**** PROVIDED DATA ****
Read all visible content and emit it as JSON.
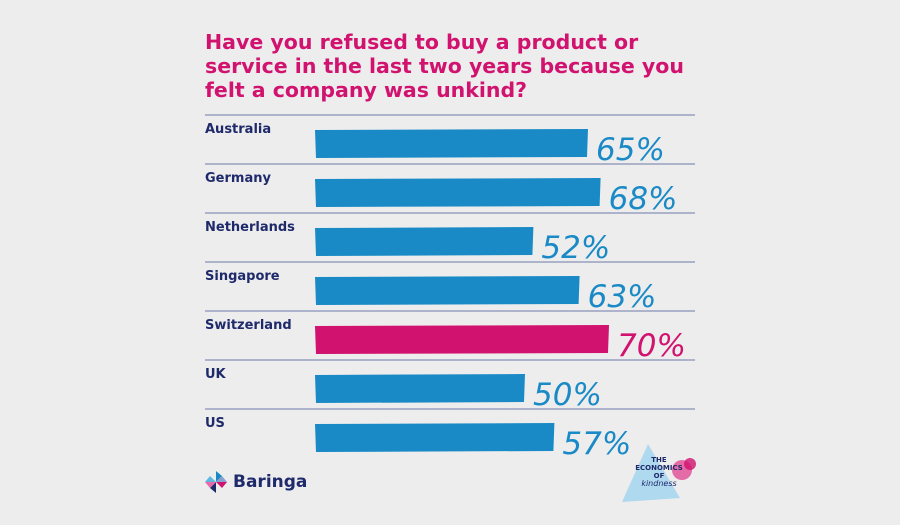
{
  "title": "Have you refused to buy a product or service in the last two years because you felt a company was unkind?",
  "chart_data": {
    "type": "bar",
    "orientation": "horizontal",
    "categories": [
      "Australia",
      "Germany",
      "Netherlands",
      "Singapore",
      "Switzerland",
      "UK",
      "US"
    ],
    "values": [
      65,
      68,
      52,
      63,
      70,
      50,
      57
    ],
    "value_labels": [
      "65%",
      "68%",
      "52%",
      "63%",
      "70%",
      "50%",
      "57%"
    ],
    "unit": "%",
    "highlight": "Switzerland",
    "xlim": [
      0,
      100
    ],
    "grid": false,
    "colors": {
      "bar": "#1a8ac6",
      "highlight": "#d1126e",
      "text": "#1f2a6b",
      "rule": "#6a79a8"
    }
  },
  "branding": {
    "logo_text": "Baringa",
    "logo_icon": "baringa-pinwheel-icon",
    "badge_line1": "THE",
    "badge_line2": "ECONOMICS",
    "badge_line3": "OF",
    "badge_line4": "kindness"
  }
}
****
Restate every record exactly, please; do not copy the pictures.

EXERCISE OUTPUT:
Read all visible content and emit it as JSON.
{
  "title": "Have you refused to buy a product or service in the last two years because you felt a company was unkind?",
  "chart_data": {
    "type": "bar",
    "orientation": "horizontal",
    "categories": [
      "Australia",
      "Germany",
      "Netherlands",
      "Singapore",
      "Switzerland",
      "UK",
      "US"
    ],
    "values": [
      65,
      68,
      52,
      63,
      70,
      50,
      57
    ],
    "value_labels": [
      "65%",
      "68%",
      "52%",
      "63%",
      "70%",
      "50%",
      "57%"
    ],
    "unit": "%",
    "highlight": "Switzerland",
    "xlim": [
      0,
      100
    ],
    "grid": false,
    "colors": {
      "bar": "#1a8ac6",
      "highlight": "#d1126e",
      "text": "#1f2a6b",
      "rule": "#6a79a8"
    }
  },
  "branding": {
    "logo_text": "Baringa",
    "logo_icon": "baringa-pinwheel-icon",
    "badge_line1": "THE",
    "badge_line2": "ECONOMICS",
    "badge_line3": "OF",
    "badge_line4": "kindness"
  }
}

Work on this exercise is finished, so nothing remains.